▶ STATED EXERCISE: Present every line of the listing below as a numbered list, omitting any blank lines.

▶ PROVIDED RECORDS:
═══
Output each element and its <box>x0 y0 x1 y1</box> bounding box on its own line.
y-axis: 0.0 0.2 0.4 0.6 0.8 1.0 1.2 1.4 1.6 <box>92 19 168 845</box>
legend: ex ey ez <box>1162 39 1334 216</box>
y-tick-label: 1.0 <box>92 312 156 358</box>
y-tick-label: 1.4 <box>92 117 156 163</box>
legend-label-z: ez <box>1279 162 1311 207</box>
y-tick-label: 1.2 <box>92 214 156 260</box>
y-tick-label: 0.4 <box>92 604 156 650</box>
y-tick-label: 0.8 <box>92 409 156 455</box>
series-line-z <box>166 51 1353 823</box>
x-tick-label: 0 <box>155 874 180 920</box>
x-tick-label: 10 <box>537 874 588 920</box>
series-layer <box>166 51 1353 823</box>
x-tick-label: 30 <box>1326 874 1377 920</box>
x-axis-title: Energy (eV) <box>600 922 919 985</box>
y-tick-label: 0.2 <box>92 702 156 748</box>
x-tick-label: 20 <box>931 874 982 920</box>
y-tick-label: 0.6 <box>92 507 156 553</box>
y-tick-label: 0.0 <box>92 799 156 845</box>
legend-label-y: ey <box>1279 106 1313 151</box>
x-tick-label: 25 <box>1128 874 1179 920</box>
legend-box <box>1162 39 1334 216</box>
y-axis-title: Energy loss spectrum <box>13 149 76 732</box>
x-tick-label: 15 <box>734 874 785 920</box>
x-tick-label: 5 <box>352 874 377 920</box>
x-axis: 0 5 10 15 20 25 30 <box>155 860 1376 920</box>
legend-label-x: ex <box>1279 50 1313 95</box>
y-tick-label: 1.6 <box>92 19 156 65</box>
═══
▶ THE OUTPUT:
1. Output each element and its <box>x0 y0 x1 y1</box> bounding box on its own line.
2. y-axis: 0.0 0.2 0.4 0.6 0.8 1.0 1.2 1.4 1.6 <box>92 19 168 845</box>
3. legend: ex ey ez <box>1162 39 1334 216</box>
4. y-tick-label: 1.0 <box>92 312 156 358</box>
5. y-tick-label: 1.4 <box>92 117 156 163</box>
6. legend-label-z: ez <box>1279 162 1311 207</box>
7. y-tick-label: 1.2 <box>92 214 156 260</box>
8. y-tick-label: 0.4 <box>92 604 156 650</box>
9. y-tick-label: 0.8 <box>92 409 156 455</box>
10. series-line-z <box>166 51 1353 823</box>
11. x-tick-label: 0 <box>155 874 180 920</box>
12. x-tick-label: 10 <box>537 874 588 920</box>
13. series-layer <box>166 51 1353 823</box>
14. x-tick-label: 30 <box>1326 874 1377 920</box>
15. x-axis-title: Energy (eV) <box>600 922 919 985</box>
16. y-tick-label: 0.2 <box>92 702 156 748</box>
17. x-tick-label: 20 <box>931 874 982 920</box>
18. y-tick-label: 0.6 <box>92 507 156 553</box>
19. y-tick-label: 0.0 <box>92 799 156 845</box>
20. legend-label-y: ey <box>1279 106 1313 151</box>
21. x-tick-label: 25 <box>1128 874 1179 920</box>
22. legend-box <box>1162 39 1334 216</box>
23. y-axis-title: Energy loss spectrum <box>13 149 76 732</box>
24. x-tick-label: 15 <box>734 874 785 920</box>
25. x-tick-label: 5 <box>352 874 377 920</box>
26. x-axis: 0 5 10 15 20 25 30 <box>155 860 1376 920</box>
27. legend-label-x: ex <box>1279 50 1313 95</box>
28. y-tick-label: 1.6 <box>92 19 156 65</box>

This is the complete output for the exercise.